'''

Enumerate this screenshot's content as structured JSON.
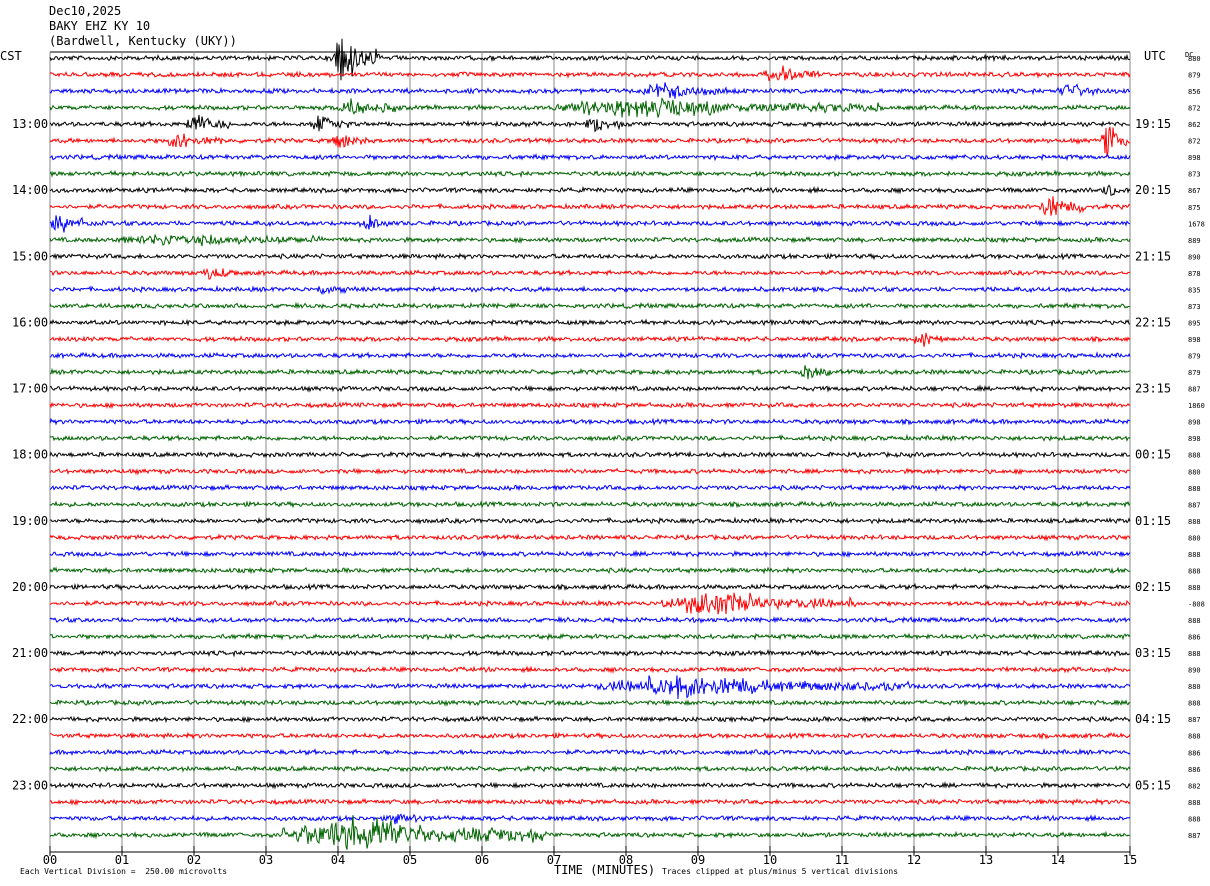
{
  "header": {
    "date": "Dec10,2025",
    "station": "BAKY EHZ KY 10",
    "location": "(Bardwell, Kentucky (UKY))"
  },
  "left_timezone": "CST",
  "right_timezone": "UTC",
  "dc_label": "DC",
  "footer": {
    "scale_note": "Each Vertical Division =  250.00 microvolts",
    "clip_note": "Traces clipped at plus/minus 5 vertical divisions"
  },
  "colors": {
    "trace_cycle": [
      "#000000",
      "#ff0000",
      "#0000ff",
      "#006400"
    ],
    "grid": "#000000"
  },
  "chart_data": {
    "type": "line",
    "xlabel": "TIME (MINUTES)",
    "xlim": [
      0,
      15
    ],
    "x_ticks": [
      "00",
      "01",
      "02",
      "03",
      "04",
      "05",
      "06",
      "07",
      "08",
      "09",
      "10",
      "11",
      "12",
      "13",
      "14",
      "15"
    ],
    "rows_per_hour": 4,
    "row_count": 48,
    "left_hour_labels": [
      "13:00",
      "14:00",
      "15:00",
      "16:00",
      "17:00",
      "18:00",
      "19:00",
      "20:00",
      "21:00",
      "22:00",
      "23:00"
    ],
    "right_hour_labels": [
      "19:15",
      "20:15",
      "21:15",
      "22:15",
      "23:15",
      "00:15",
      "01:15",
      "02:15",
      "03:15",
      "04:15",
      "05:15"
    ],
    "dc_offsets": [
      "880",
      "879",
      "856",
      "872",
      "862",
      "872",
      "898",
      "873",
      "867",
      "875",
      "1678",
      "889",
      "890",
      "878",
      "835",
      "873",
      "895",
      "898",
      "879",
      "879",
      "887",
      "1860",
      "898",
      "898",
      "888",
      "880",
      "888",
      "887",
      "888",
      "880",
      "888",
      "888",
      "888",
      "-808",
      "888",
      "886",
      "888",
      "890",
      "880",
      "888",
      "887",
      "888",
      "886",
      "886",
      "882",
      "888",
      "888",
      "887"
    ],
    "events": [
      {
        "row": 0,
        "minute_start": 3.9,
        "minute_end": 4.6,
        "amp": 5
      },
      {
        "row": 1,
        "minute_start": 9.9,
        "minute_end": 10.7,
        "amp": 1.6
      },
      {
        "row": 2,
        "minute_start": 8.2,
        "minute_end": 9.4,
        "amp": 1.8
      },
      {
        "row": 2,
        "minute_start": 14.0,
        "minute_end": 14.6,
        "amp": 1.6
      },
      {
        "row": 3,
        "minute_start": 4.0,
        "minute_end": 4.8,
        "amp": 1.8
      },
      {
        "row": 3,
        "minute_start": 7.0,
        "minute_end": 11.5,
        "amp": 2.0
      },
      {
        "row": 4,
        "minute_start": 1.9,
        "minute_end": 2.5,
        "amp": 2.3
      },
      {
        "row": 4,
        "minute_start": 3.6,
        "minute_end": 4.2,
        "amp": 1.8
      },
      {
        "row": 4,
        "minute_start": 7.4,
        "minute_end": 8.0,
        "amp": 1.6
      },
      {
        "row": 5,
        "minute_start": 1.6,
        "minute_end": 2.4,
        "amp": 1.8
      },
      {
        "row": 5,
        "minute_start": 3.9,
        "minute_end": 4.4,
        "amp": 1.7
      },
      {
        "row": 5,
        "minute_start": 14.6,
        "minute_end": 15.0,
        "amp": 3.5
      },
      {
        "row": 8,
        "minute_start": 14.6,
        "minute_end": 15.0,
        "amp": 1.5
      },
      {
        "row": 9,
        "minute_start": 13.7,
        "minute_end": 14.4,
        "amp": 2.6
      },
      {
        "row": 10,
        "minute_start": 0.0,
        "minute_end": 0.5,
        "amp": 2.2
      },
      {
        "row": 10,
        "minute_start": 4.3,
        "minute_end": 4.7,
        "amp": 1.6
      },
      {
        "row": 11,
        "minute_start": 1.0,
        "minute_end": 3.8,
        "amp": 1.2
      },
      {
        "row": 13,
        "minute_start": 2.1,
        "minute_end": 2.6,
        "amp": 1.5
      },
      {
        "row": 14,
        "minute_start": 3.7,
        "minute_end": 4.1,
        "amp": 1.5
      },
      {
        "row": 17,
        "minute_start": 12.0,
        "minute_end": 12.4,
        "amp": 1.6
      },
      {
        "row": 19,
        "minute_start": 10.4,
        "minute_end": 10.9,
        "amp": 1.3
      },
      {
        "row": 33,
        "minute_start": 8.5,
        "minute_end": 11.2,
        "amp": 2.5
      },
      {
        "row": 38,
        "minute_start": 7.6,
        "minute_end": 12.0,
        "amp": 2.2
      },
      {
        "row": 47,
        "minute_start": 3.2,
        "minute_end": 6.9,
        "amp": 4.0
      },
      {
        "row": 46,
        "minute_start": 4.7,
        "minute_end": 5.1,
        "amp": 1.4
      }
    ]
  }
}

'''

#### [STATED TASK]
Transcribe all of the entries word for word, but skip any pictures they contain.

#### [EXPECTED ANSWER]
Enumerate this screenshot's content as structured JSON.
{
  "header": {
    "date": "Dec10,2025",
    "station": "BAKY EHZ KY 10",
    "location": "(Bardwell, Kentucky (UKY))"
  },
  "left_timezone": "CST",
  "right_timezone": "UTC",
  "dc_label": "DC",
  "footer": {
    "scale_note": "Each Vertical Division =  250.00 microvolts",
    "clip_note": "Traces clipped at plus/minus 5 vertical divisions"
  },
  "colors": {
    "trace_cycle": [
      "#000000",
      "#ff0000",
      "#0000ff",
      "#006400"
    ],
    "grid": "#000000"
  },
  "chart_data": {
    "type": "line",
    "xlabel": "TIME (MINUTES)",
    "xlim": [
      0,
      15
    ],
    "x_ticks": [
      "00",
      "01",
      "02",
      "03",
      "04",
      "05",
      "06",
      "07",
      "08",
      "09",
      "10",
      "11",
      "12",
      "13",
      "14",
      "15"
    ],
    "rows_per_hour": 4,
    "row_count": 48,
    "left_hour_labels": [
      "13:00",
      "14:00",
      "15:00",
      "16:00",
      "17:00",
      "18:00",
      "19:00",
      "20:00",
      "21:00",
      "22:00",
      "23:00"
    ],
    "right_hour_labels": [
      "19:15",
      "20:15",
      "21:15",
      "22:15",
      "23:15",
      "00:15",
      "01:15",
      "02:15",
      "03:15",
      "04:15",
      "05:15"
    ],
    "dc_offsets": [
      "880",
      "879",
      "856",
      "872",
      "862",
      "872",
      "898",
      "873",
      "867",
      "875",
      "1678",
      "889",
      "890",
      "878",
      "835",
      "873",
      "895",
      "898",
      "879",
      "879",
      "887",
      "1860",
      "898",
      "898",
      "888",
      "880",
      "888",
      "887",
      "888",
      "880",
      "888",
      "888",
      "888",
      "-808",
      "888",
      "886",
      "888",
      "890",
      "880",
      "888",
      "887",
      "888",
      "886",
      "886",
      "882",
      "888",
      "888",
      "887"
    ],
    "events": [
      {
        "row": 0,
        "minute_start": 3.9,
        "minute_end": 4.6,
        "amp": 5
      },
      {
        "row": 1,
        "minute_start": 9.9,
        "minute_end": 10.7,
        "amp": 1.6
      },
      {
        "row": 2,
        "minute_start": 8.2,
        "minute_end": 9.4,
        "amp": 1.8
      },
      {
        "row": 2,
        "minute_start": 14.0,
        "minute_end": 14.6,
        "amp": 1.6
      },
      {
        "row": 3,
        "minute_start": 4.0,
        "minute_end": 4.8,
        "amp": 1.8
      },
      {
        "row": 3,
        "minute_start": 7.0,
        "minute_end": 11.5,
        "amp": 2.0
      },
      {
        "row": 4,
        "minute_start": 1.9,
        "minute_end": 2.5,
        "amp": 2.3
      },
      {
        "row": 4,
        "minute_start": 3.6,
        "minute_end": 4.2,
        "amp": 1.8
      },
      {
        "row": 4,
        "minute_start": 7.4,
        "minute_end": 8.0,
        "amp": 1.6
      },
      {
        "row": 5,
        "minute_start": 1.6,
        "minute_end": 2.4,
        "amp": 1.8
      },
      {
        "row": 5,
        "minute_start": 3.9,
        "minute_end": 4.4,
        "amp": 1.7
      },
      {
        "row": 5,
        "minute_start": 14.6,
        "minute_end": 15.0,
        "amp": 3.5
      },
      {
        "row": 8,
        "minute_start": 14.6,
        "minute_end": 15.0,
        "amp": 1.5
      },
      {
        "row": 9,
        "minute_start": 13.7,
        "minute_end": 14.4,
        "amp": 2.6
      },
      {
        "row": 10,
        "minute_start": 0.0,
        "minute_end": 0.5,
        "amp": 2.2
      },
      {
        "row": 10,
        "minute_start": 4.3,
        "minute_end": 4.7,
        "amp": 1.6
      },
      {
        "row": 11,
        "minute_start": 1.0,
        "minute_end": 3.8,
        "amp": 1.2
      },
      {
        "row": 13,
        "minute_start": 2.1,
        "minute_end": 2.6,
        "amp": 1.5
      },
      {
        "row": 14,
        "minute_start": 3.7,
        "minute_end": 4.1,
        "amp": 1.5
      },
      {
        "row": 17,
        "minute_start": 12.0,
        "minute_end": 12.4,
        "amp": 1.6
      },
      {
        "row": 19,
        "minute_start": 10.4,
        "minute_end": 10.9,
        "amp": 1.3
      },
      {
        "row": 33,
        "minute_start": 8.5,
        "minute_end": 11.2,
        "amp": 2.5
      },
      {
        "row": 38,
        "minute_start": 7.6,
        "minute_end": 12.0,
        "amp": 2.2
      },
      {
        "row": 47,
        "minute_start": 3.2,
        "minute_end": 6.9,
        "amp": 4.0
      },
      {
        "row": 46,
        "minute_start": 4.7,
        "minute_end": 5.1,
        "amp": 1.4
      }
    ]
  }
}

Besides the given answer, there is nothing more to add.